Scan the material that follows. Copy every line containing the word "duty".

*** Dataset ***

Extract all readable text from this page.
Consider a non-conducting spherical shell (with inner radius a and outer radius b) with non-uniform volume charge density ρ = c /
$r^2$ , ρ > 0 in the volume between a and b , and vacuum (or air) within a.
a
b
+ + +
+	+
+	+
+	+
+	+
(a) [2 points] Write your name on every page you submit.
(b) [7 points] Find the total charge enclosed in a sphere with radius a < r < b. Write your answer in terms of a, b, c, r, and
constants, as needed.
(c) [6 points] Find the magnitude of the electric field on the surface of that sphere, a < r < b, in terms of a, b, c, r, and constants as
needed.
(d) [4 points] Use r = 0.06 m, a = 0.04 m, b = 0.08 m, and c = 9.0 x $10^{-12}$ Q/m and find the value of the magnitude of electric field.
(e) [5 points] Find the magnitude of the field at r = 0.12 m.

***
*** Dataset ***

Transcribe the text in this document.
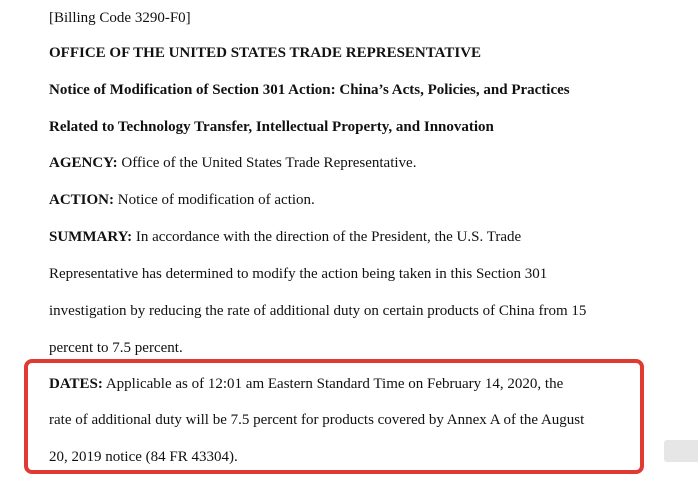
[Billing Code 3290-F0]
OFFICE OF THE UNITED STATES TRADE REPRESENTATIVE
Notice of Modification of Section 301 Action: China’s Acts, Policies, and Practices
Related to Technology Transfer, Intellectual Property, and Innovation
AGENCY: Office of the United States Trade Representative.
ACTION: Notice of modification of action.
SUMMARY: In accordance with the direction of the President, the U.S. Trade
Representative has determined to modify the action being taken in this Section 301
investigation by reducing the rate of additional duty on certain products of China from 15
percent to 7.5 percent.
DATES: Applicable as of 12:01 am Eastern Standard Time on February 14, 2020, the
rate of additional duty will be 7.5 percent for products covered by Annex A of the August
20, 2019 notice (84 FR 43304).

***

▶ _Answer for the task_:
investigation by reducing the rate of additional duty on certain products of China from 15
rate of additional duty will be 7.5 percent for products covered by Annex A of the August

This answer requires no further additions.